▶ Problem requirements
List all lines in the material below that contain "ratio".

▶ Data rows
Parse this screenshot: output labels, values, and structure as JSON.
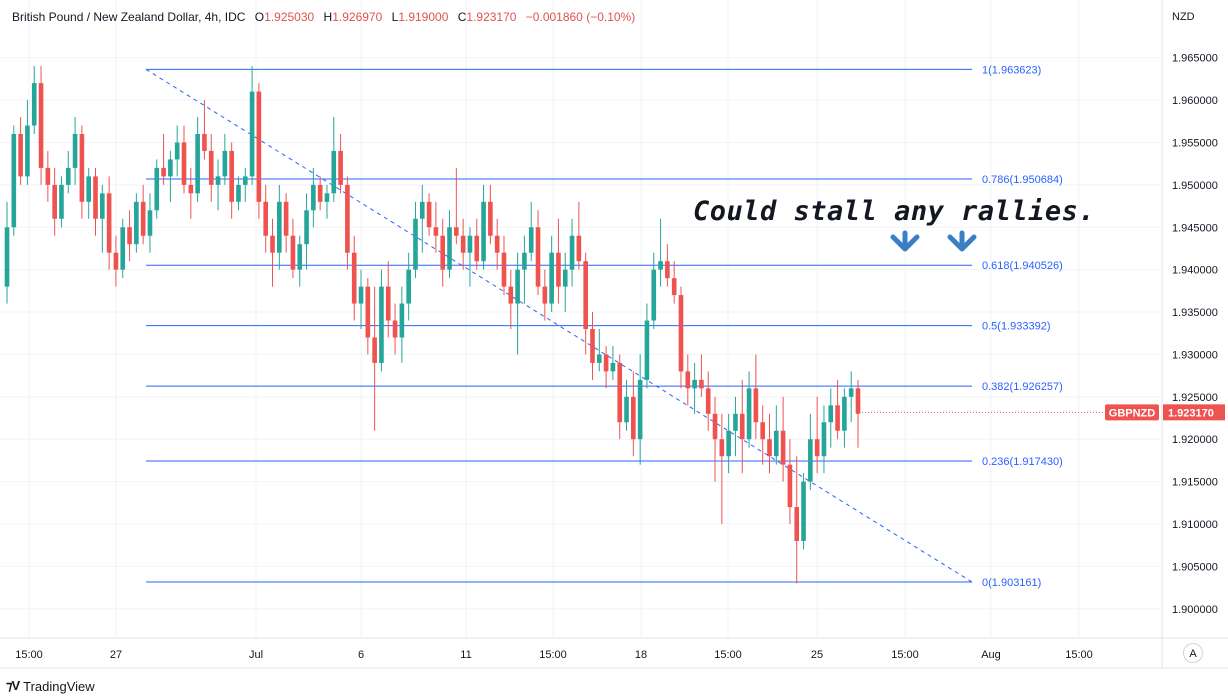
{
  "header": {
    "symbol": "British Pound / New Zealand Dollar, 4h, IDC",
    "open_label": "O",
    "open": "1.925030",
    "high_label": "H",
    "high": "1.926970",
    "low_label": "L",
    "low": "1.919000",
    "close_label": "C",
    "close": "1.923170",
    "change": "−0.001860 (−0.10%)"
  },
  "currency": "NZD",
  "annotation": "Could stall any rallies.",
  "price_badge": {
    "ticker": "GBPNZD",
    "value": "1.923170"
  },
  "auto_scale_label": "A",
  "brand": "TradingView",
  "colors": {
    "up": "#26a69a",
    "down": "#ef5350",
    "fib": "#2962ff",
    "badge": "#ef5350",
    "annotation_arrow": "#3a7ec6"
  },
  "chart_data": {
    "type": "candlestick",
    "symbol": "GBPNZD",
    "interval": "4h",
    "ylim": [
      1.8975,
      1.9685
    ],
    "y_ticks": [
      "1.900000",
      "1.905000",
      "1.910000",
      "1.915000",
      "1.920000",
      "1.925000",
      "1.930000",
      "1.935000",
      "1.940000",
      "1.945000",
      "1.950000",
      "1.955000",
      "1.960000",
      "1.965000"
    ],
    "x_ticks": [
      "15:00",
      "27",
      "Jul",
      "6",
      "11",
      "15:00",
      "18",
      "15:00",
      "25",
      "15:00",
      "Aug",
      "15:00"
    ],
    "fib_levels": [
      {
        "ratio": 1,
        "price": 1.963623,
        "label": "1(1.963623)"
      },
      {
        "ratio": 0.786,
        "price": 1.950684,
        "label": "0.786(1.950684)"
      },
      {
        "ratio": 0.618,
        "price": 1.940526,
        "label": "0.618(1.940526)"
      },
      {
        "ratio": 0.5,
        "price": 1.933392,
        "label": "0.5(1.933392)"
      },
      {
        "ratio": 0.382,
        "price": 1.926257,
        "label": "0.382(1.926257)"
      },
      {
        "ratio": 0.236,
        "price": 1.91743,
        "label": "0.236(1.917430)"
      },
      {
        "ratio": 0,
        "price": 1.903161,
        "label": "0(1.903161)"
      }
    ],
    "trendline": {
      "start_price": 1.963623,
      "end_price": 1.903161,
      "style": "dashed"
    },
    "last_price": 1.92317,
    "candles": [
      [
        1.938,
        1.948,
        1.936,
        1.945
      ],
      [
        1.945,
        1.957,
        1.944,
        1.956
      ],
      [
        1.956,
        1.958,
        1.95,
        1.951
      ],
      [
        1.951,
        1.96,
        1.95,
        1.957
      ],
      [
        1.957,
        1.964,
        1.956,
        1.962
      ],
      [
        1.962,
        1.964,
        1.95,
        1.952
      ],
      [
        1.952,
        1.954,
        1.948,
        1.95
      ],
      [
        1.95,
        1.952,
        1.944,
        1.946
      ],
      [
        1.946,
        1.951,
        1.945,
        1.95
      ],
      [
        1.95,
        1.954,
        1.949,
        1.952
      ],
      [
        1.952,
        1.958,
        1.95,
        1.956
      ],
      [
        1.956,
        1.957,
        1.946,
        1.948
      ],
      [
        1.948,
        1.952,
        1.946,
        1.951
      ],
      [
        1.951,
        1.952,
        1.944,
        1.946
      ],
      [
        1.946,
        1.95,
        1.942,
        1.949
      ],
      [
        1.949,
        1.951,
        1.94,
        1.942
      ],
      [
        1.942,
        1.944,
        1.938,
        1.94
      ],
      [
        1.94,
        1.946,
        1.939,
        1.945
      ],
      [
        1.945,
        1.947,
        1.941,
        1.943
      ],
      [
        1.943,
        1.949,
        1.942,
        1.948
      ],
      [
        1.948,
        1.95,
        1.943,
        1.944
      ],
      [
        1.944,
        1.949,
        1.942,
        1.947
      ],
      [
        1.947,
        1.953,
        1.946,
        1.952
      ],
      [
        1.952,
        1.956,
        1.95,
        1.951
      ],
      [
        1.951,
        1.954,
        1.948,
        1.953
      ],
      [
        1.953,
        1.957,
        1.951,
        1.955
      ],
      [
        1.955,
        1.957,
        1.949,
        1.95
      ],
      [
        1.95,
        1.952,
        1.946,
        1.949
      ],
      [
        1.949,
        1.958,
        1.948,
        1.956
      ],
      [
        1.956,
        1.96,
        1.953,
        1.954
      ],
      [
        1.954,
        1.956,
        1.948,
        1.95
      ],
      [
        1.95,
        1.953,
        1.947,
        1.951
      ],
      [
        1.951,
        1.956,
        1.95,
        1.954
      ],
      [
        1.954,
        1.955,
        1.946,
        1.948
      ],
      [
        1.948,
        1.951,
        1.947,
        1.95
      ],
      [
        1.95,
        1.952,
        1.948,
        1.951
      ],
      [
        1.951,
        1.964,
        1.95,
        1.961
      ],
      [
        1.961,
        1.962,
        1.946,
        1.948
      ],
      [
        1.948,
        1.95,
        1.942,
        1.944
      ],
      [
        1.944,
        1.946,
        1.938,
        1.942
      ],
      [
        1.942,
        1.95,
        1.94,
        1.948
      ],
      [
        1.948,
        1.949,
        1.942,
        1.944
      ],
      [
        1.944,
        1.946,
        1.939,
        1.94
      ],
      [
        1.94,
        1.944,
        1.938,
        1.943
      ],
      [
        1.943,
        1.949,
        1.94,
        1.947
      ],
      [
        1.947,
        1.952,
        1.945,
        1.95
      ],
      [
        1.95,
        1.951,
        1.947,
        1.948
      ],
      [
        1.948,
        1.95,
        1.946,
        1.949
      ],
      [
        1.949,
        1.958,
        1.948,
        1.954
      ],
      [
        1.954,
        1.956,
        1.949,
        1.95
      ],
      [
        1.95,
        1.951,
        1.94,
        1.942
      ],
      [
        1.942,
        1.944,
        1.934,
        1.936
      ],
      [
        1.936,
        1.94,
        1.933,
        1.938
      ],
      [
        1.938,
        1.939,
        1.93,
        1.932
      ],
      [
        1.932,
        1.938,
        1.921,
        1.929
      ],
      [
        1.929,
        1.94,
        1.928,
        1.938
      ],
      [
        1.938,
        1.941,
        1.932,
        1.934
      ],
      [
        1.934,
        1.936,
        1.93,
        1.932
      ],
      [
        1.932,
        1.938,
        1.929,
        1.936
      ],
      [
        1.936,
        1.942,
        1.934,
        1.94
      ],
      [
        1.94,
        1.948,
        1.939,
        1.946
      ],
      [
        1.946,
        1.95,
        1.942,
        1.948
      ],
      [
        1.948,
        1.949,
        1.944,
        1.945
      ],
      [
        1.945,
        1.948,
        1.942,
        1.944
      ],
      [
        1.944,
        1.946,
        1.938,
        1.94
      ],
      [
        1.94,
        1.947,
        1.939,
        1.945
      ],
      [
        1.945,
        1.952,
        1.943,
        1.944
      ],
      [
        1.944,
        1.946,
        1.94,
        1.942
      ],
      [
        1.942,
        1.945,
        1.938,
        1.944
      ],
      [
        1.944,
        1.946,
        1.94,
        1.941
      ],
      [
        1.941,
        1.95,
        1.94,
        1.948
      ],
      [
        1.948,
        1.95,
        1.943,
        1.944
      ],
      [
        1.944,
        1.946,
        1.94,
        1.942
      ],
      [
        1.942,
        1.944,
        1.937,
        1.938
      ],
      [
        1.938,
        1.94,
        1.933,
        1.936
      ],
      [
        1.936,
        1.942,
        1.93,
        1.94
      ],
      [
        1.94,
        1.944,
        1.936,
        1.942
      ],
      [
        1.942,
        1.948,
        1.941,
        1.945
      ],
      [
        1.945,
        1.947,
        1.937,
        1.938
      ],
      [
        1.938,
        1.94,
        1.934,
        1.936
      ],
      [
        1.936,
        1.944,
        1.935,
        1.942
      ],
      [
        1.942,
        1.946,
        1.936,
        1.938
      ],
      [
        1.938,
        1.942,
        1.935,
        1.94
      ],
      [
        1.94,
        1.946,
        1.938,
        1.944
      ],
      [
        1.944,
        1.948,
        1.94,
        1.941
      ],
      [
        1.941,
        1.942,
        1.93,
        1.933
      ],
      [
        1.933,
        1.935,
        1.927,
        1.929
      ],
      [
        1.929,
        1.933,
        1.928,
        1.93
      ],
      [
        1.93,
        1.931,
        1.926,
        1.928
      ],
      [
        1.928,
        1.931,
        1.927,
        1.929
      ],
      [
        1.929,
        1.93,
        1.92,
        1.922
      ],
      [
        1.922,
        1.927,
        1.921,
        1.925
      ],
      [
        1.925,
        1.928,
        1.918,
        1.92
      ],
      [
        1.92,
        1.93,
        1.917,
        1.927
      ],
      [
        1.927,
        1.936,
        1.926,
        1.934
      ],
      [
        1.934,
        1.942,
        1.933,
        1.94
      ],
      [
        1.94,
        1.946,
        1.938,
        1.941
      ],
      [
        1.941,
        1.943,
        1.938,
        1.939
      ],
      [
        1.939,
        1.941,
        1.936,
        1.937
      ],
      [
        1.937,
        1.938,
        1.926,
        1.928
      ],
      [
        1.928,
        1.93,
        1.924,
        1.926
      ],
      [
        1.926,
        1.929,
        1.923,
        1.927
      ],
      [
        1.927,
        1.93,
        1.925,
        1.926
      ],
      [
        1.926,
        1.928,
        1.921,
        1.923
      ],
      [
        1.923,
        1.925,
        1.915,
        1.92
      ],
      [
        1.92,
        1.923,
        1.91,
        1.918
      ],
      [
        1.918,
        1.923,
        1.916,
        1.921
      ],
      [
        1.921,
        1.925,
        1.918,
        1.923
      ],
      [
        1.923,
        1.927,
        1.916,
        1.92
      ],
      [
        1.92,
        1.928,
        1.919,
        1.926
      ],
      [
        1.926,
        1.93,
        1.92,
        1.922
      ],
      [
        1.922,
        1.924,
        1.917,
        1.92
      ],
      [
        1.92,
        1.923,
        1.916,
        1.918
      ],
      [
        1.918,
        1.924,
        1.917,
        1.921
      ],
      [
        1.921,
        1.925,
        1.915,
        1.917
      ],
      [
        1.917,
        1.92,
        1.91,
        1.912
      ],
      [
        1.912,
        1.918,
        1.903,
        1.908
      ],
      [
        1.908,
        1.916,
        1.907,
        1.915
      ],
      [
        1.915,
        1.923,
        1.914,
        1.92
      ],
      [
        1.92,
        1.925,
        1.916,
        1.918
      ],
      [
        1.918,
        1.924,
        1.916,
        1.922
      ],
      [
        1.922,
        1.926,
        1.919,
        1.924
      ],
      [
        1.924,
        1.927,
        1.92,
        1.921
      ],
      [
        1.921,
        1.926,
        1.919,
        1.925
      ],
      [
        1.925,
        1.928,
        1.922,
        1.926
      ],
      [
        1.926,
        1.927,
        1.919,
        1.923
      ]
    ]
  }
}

▶ Correct result
        "ratio": 1,
        "ratio": 0.786,
        "ratio": 0.618,
        "ratio": 0.5,
        "ratio": 0.382,
        "ratio": 0.236,
        "ratio": 0,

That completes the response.